> [Aim of the task]:
Copy the listing below in full and skip every picture.

> [Data items]:
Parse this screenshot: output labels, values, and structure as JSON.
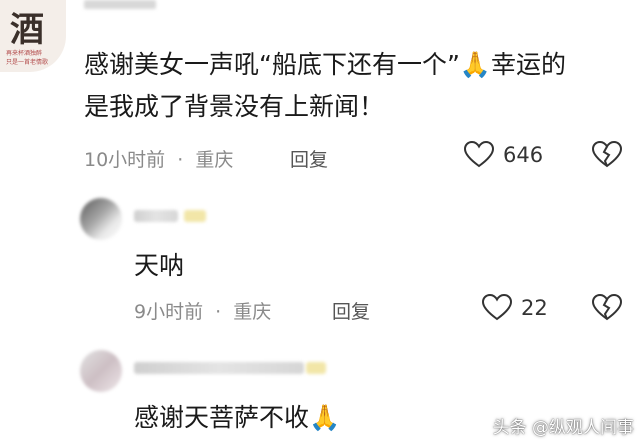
{
  "comments": [
    {
      "avatar_text": "酒",
      "avatar_caption_1": "再来杯酒独醉",
      "avatar_caption_2": "只是一首老情歌",
      "text": "感谢美女一声吼“船底下还有一个”🙏幸运的是我成了背景没有上新闻！",
      "time": "10小时前",
      "location": "重庆",
      "reply_label": "回复",
      "likes": "646"
    },
    {
      "text": "天呐",
      "time": "9小时前",
      "location": "重庆",
      "reply_label": "回复",
      "likes": "22"
    },
    {
      "text": "感谢天菩萨不收🙏"
    }
  ],
  "separator": "·",
  "watermark": "头条 @纵观人间事",
  "icons": {
    "like": "heart-outline-icon",
    "dislike": "broken-heart-icon"
  },
  "colors": {
    "text": "#1a1a1a",
    "meta": "#8a8a8a",
    "icon": "#333333"
  }
}
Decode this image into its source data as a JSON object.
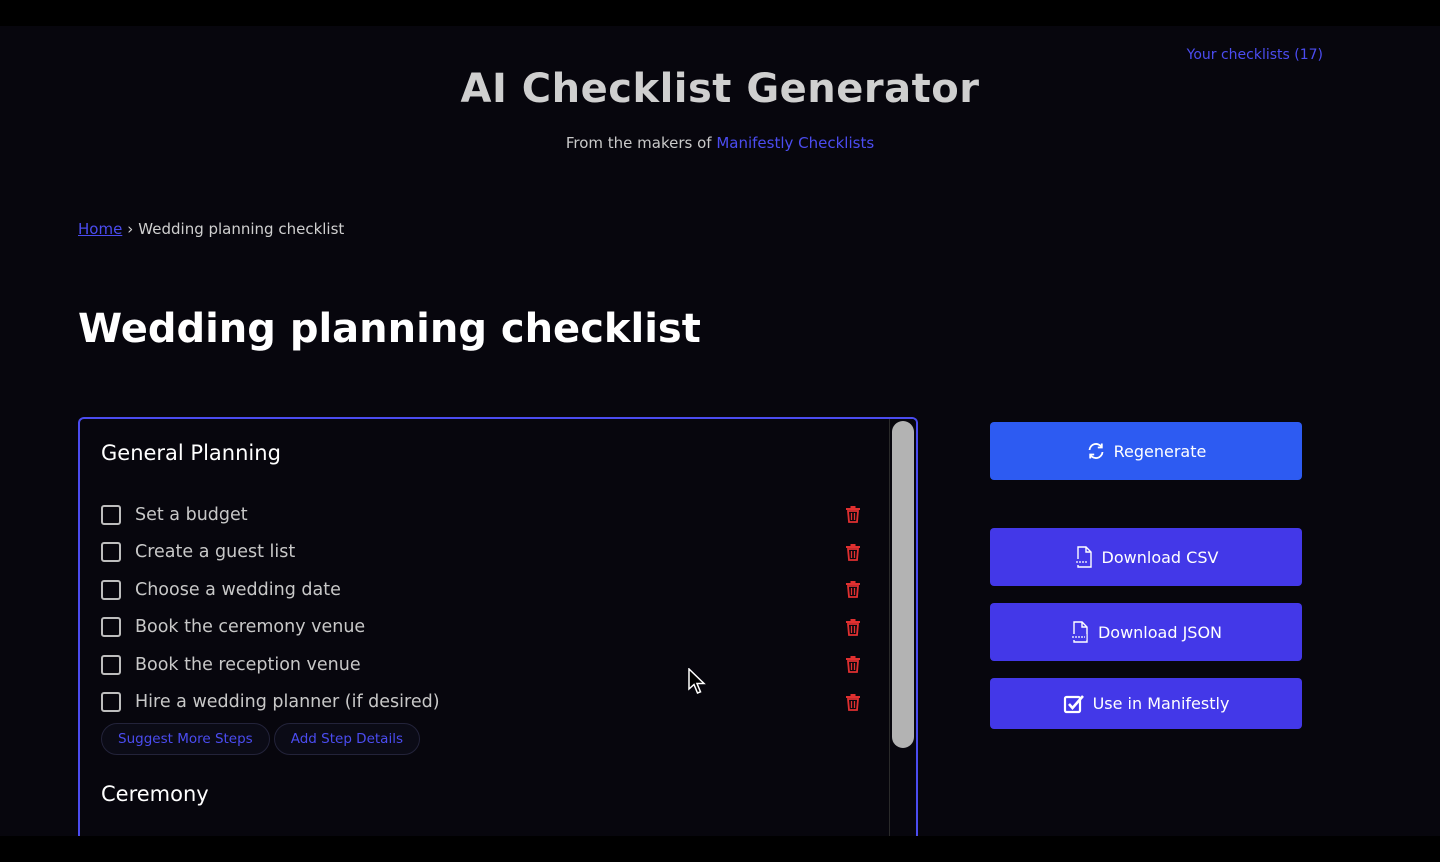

> [Response]:
Parse this screenshot: output labels, values, and structure as JSON.
{
  "comments": [
    {
      "avatar_text": "酒",
      "avatar_caption_1": "再来杯酒独醉",
      "avatar_caption_2": "只是一首老情歌",
      "text": "感谢美女一声吼“船底下还有一个”🙏幸运的是我成了背景没有上新闻！",
      "time": "10小时前",
      "location": "重庆",
      "reply_label": "回复",
      "likes": "646"
    },
    {
      "text": "天呐",
      "time": "9小时前",
      "location": "重庆",
      "reply_label": "回复",
      "likes": "22"
    },
    {
      "text": "感谢天菩萨不收🙏"
    }
  ],
  "separator": "·",
  "watermark": "头条 @纵观人间事",
  "icons": {
    "like": "heart-outline-icon",
    "dislike": "broken-heart-icon"
  },
  "colors": {
    "text": "#1a1a1a",
    "meta": "#8a8a8a",
    "icon": "#333333"
  }
}
Decode this image into its source data as a JSON object.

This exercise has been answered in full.